Requirements:
Copy out every line below word for word, leaving out the pictures.

Exercise inputs:
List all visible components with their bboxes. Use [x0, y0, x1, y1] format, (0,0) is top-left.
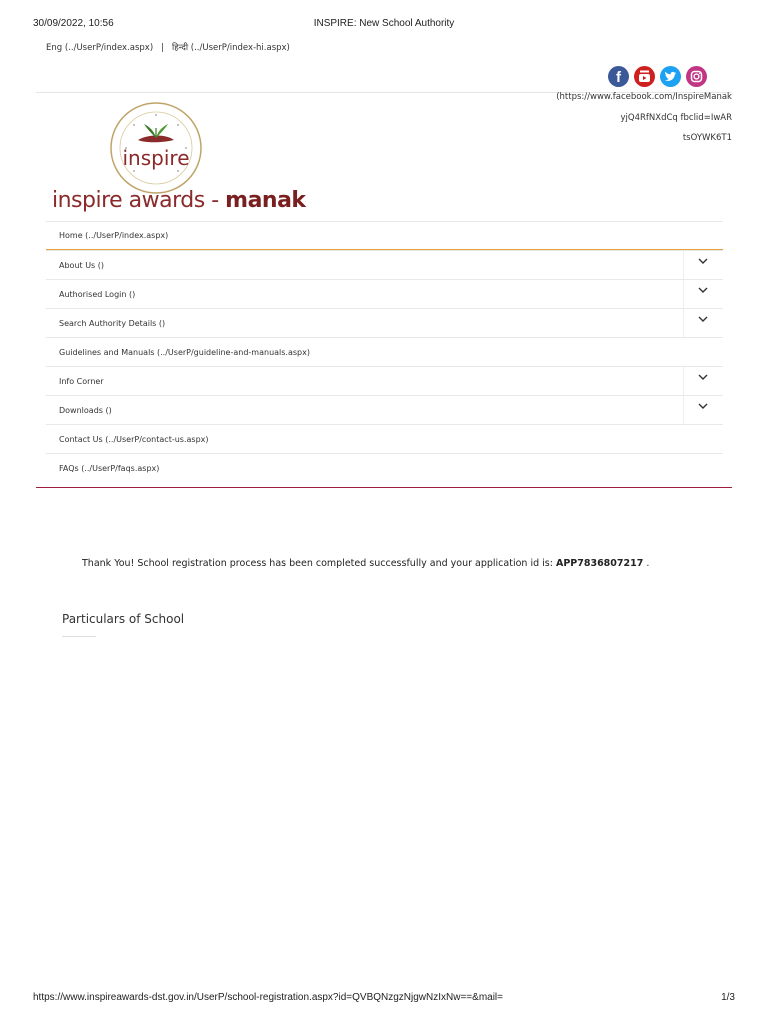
nav-item-label: Search Authority Details (): [59, 318, 166, 328]
success-message: [82, 558, 649, 569]
youtube-icon[interactable]: [634, 66, 655, 87]
page-number: 1/3: [721, 992, 735, 1003]
print-header: [0, 18, 768, 32]
nav-item-label: Contact Us (../UserP/contact-us.aspx): [59, 434, 209, 444]
logo-emblem-text: inspire: [122, 146, 190, 170]
inspire-logo-emblem[interactable]: [108, 100, 204, 201]
nav-bottom-border: [36, 487, 732, 488]
success-message-suffix: .: [646, 558, 650, 569]
nav-item-info-corner[interactable]: [46, 366, 723, 395]
nav-item-label: Downloads (): [59, 405, 112, 415]
print-footer: [0, 992, 768, 1006]
nav-divider: [683, 396, 684, 424]
nav-item-home[interactable]: [46, 221, 723, 250]
language-separator: |: [161, 43, 165, 53]
nav-divider: [683, 251, 684, 279]
social-icons: [608, 66, 707, 87]
social-url-line[interactable]: (https://www.facebook.com/InspireManak: [556, 92, 732, 102]
nav-item-about-us[interactable]: [46, 250, 723, 279]
nav-item-label: Guidelines and Manuals (../UserP/guideline-and-manuals.aspx): [59, 347, 310, 357]
chevron-down-icon[interactable]: [697, 401, 709, 411]
instagram-icon[interactable]: [686, 66, 707, 87]
page-url: https://www.inspireawards-dst.gov.in/UserP/school-registration.aspx?id=QVBQNzgzNjgwNzIxNw==&mail=: [33, 992, 503, 1003]
nav-item-search-authority-details[interactable]: [46, 308, 723, 337]
inspire-awards-manak-wordmark[interactable]: [52, 188, 306, 213]
nav-item-downloads[interactable]: [46, 395, 723, 424]
nav-item-faqs[interactable]: [46, 453, 723, 482]
svg-text:f: f: [616, 69, 621, 86]
chevron-down-icon[interactable]: [697, 256, 709, 266]
section-title: Particulars of School: [62, 612, 185, 626]
nav-item-label: FAQs (../UserP/faqs.aspx): [59, 463, 160, 473]
language-link-english[interactable]: Eng (../UserP/index.aspx): [46, 43, 154, 53]
success-message-text: Thank You! School registration process has been completed successfully and your application id is:: [82, 558, 553, 569]
nav-item-guidelines-and-manuals[interactable]: [46, 337, 723, 366]
print-title: INSPIRE: New School Authority: [313, 18, 455, 29]
facebook-icon[interactable]: [608, 66, 629, 87]
nav-item-label: About Us (): [59, 260, 105, 270]
chevron-down-icon[interactable]: [697, 285, 709, 295]
wordmark-bold: manak: [225, 188, 306, 213]
twitter-icon[interactable]: [660, 66, 681, 87]
language-link-hindi[interactable]: हिन्दी (../UserP/index-hi.aspx): [172, 43, 290, 53]
application-id: APP7836807217: [555, 558, 644, 569]
chevron-down-icon[interactable]: [697, 372, 709, 382]
language-bar: [46, 42, 290, 53]
nav-item-contact-us[interactable]: [46, 424, 723, 453]
chevron-down-icon[interactable]: [697, 314, 709, 324]
nav-item-label: Authorised Login (): [59, 289, 136, 299]
nav-divider: [683, 309, 684, 337]
wordmark-regular: inspire awards -: [52, 188, 226, 213]
print-date: 30/09/2022, 10:56: [33, 18, 114, 29]
social-url-line[interactable]: yjQ4RfNXdCq fbclid=IwAR: [620, 113, 732, 123]
nav-item-authorised-login[interactable]: [46, 279, 723, 308]
nav-divider: [683, 367, 684, 395]
nav-item-label: Home (../UserP/index.aspx): [59, 231, 169, 240]
nav-item-label: Info Corner: [59, 376, 104, 386]
social-url-line[interactable]: tsOYWK6T1: [682, 133, 732, 143]
main-navigation: [46, 221, 723, 482]
section-title-underline: [62, 636, 96, 637]
nav-divider: [683, 280, 684, 308]
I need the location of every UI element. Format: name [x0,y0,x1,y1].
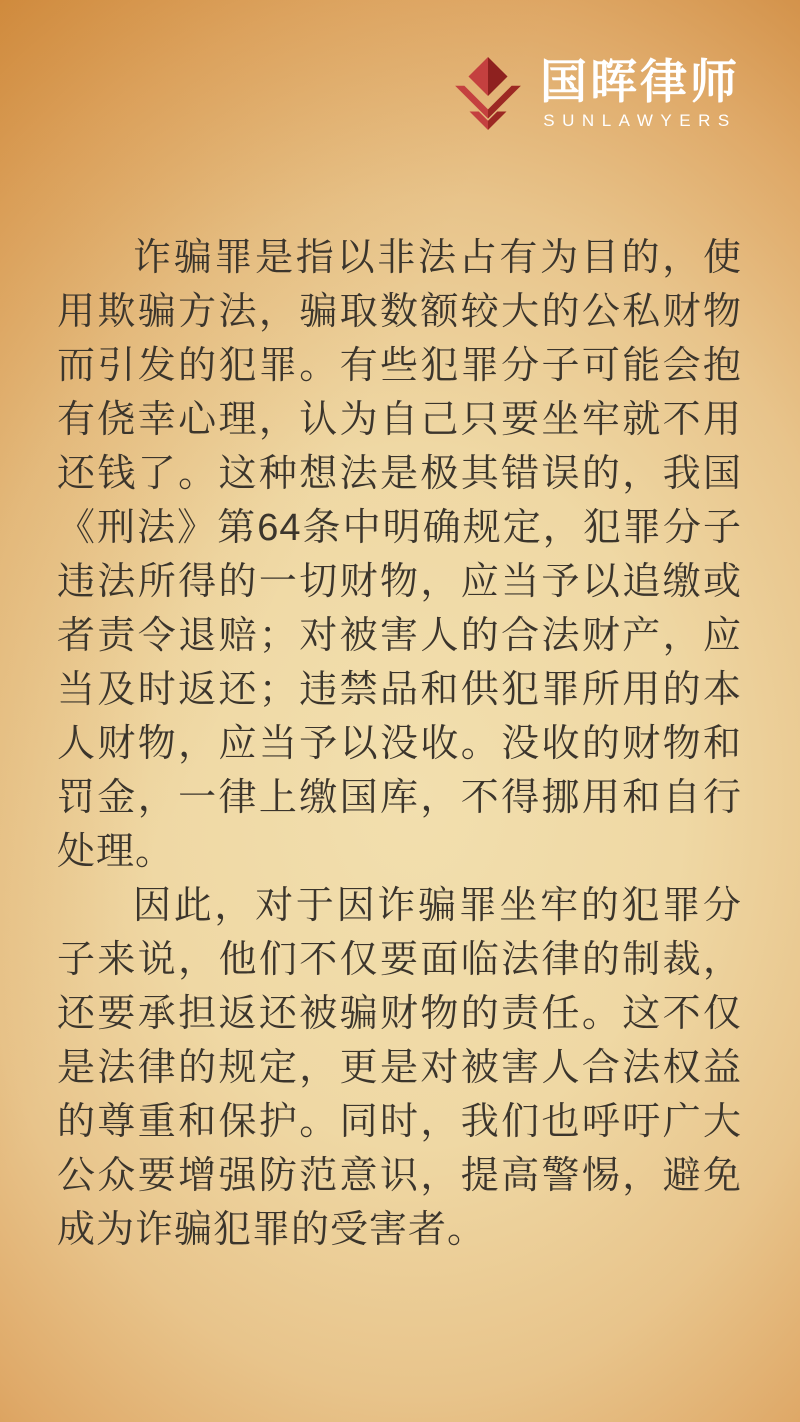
brand-name-english: SUNLAWYERS [543,111,737,131]
brand-name-block [540,54,740,131]
brand-name-chinese: 国晖律师 [540,54,740,108]
paragraph-fraud-definition: 诈骗罪是指以非法占有为目的，使用欺骗方法，骗取数额较大的公私财物而引发的犯罪。有些犯罪分子可能会抱有侥幸心理，认为自己只要坐牢就不用还钱了。这种想法是极其错误的，我国《刑法》第64条中明确规定，犯罪分子违法所得的一切财物，应当予以追缴或者责令退赔；对被害人的合法财产，应当及时返还；违禁品和供犯罪所用的本人财物，应当予以没收。没收的财物和罚金，一律上缴国库，不得挪用和自行处理。 [57,237,742,873]
paragraph-conclusion: 因此，对于因诈骗罪坐牢的犯罪分子来说，他们不仅要面临法律的制裁，还要承担返还被骗财物的责任。这不仅是法律的规定，更是对被害人合法权益的尊重和保护。同时，我们也呼吁广大公众要增强防范意识，提高警惕，避免成为诈骗犯罪的受害者。 [57,885,742,1251]
brand-logo [451,56,740,132]
article-body [57,231,742,1257]
sunlawyers-diamond-icon [451,56,525,132]
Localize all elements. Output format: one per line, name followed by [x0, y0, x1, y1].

Exercise response:
List all visible components with their bboxes. Use [x0, y0, x1, y1] format, (0,0) is top-left.
nav-item-label: Search Authority Details (): [59, 318, 166, 328]
success-message: [82, 558, 649, 569]
youtube-icon[interactable]: [634, 66, 655, 87]
page-number: 1/3: [721, 992, 735, 1003]
print-header: [0, 18, 768, 32]
nav-item-label: Contact Us (../UserP/contact-us.aspx): [59, 434, 209, 444]
logo-emblem-text: inspire: [122, 146, 190, 170]
inspire-logo-emblem[interactable]: [108, 100, 204, 201]
nav-bottom-border: [36, 487, 732, 488]
success-message-suffix: .: [646, 558, 650, 569]
nav-item-info-corner[interactable]: [46, 366, 723, 395]
nav-item-label: Downloads (): [59, 405, 112, 415]
print-footer: [0, 992, 768, 1006]
nav-divider: [683, 396, 684, 424]
nav-item-home[interactable]: [46, 221, 723, 250]
language-separator: |: [161, 43, 165, 53]
nav-divider: [683, 251, 684, 279]
social-icons: [608, 66, 707, 87]
social-url-line[interactable]: (https://www.facebook.com/InspireManak: [556, 92, 732, 102]
nav-item-about-us[interactable]: [46, 250, 723, 279]
nav-item-label: Guidelines and Manuals (../UserP/guideline-and-manuals.aspx): [59, 347, 310, 357]
chevron-down-icon[interactable]: [697, 401, 709, 411]
instagram-icon[interactable]: [686, 66, 707, 87]
page-url: https://www.inspireawards-dst.gov.in/UserP/school-registration.aspx?id=QVBQNzgzNjgwNzIxNw==&mail=: [33, 992, 503, 1003]
nav-item-search-authority-details[interactable]: [46, 308, 723, 337]
inspire-awards-manak-wordmark[interactable]: [52, 188, 306, 213]
nav-item-downloads[interactable]: [46, 395, 723, 424]
nav-item-faqs[interactable]: [46, 453, 723, 482]
svg-text:f: f: [616, 69, 621, 86]
chevron-down-icon[interactable]: [697, 256, 709, 266]
section-title: Particulars of School: [62, 612, 185, 626]
nav-item-label: FAQs (../UserP/faqs.aspx): [59, 463, 160, 473]
language-link-english[interactable]: Eng (../UserP/index.aspx): [46, 43, 154, 53]
success-message-text: Thank You! School registration process has been completed successfully and your application id is:: [82, 558, 553, 569]
nav-item-guidelines-and-manuals[interactable]: [46, 337, 723, 366]
print-title: INSPIRE: New School Authority: [313, 18, 455, 29]
facebook-icon[interactable]: [608, 66, 629, 87]
nav-item-label: About Us (): [59, 260, 105, 270]
chevron-down-icon[interactable]: [697, 285, 709, 295]
wordmark-bold: manak: [225, 188, 306, 213]
twitter-icon[interactable]: [660, 66, 681, 87]
language-link-hindi[interactable]: हिन्दी (../UserP/index-hi.aspx): [172, 43, 290, 53]
application-id: APP7836807217: [555, 558, 644, 569]
chevron-down-icon[interactable]: [697, 372, 709, 382]
language-bar: [46, 42, 290, 53]
nav-item-contact-us[interactable]: [46, 424, 723, 453]
chevron-down-icon[interactable]: [697, 314, 709, 324]
nav-item-label: Authorised Login (): [59, 289, 136, 299]
nav-divider: [683, 309, 684, 337]
wordmark-regular: inspire awards -: [52, 188, 226, 213]
print-date: 30/09/2022, 10:56: [33, 18, 114, 29]
social-url-line[interactable]: yjQ4RfNXdCq fbclid=IwAR: [620, 113, 732, 123]
nav-item-authorised-login[interactable]: [46, 279, 723, 308]
nav-divider: [683, 367, 684, 395]
nav-item-label: Home (../UserP/index.aspx): [59, 231, 169, 240]
nav-item-label: Info Corner: [59, 376, 104, 386]
social-url-line[interactable]: tsOYWK6T1: [682, 133, 732, 143]
main-navigation: [46, 221, 723, 482]
section-title-underline: [62, 636, 96, 637]
nav-divider: [683, 280, 684, 308]
I need the location of every UI element. Format: name [x0,y0,x1,y1].
brand-name-english: SUNLAWYERS [543,111,737,131]
brand-name-block [540,54,740,131]
brand-name-chinese: 国晖律师 [540,54,740,108]
paragraph-fraud-definition: 诈骗罪是指以非法占有为目的，使用欺骗方法，骗取数额较大的公私财物而引发的犯罪。有些犯罪分子可能会抱有侥幸心理，认为自己只要坐牢就不用还钱了。这种想法是极其错误的，我国《刑法》第64条中明确规定，犯罪分子违法所得的一切财物，应当予以追缴或者责令退赔；对被害人的合法财产，应当及时返还；违禁品和供犯罪所用的本人财物，应当予以没收。没收的财物和罚金，一律上缴国库，不得挪用和自行处理。 [57,237,742,873]
paragraph-conclusion: 因此，对于因诈骗罪坐牢的犯罪分子来说，他们不仅要面临法律的制裁，还要承担返还被骗财物的责任。这不仅是法律的规定，更是对被害人合法权益的尊重和保护。同时，我们也呼吁广大公众要增强防范意识，提高警惕，避免成为诈骗犯罪的受害者。 [57,885,742,1251]
brand-logo [451,56,740,132]
article-body [57,231,742,1257]
sunlawyers-diamond-icon [451,56,525,132]
Localize all elements. Output format: one per line, name followed by [x0, y0, x1, y1].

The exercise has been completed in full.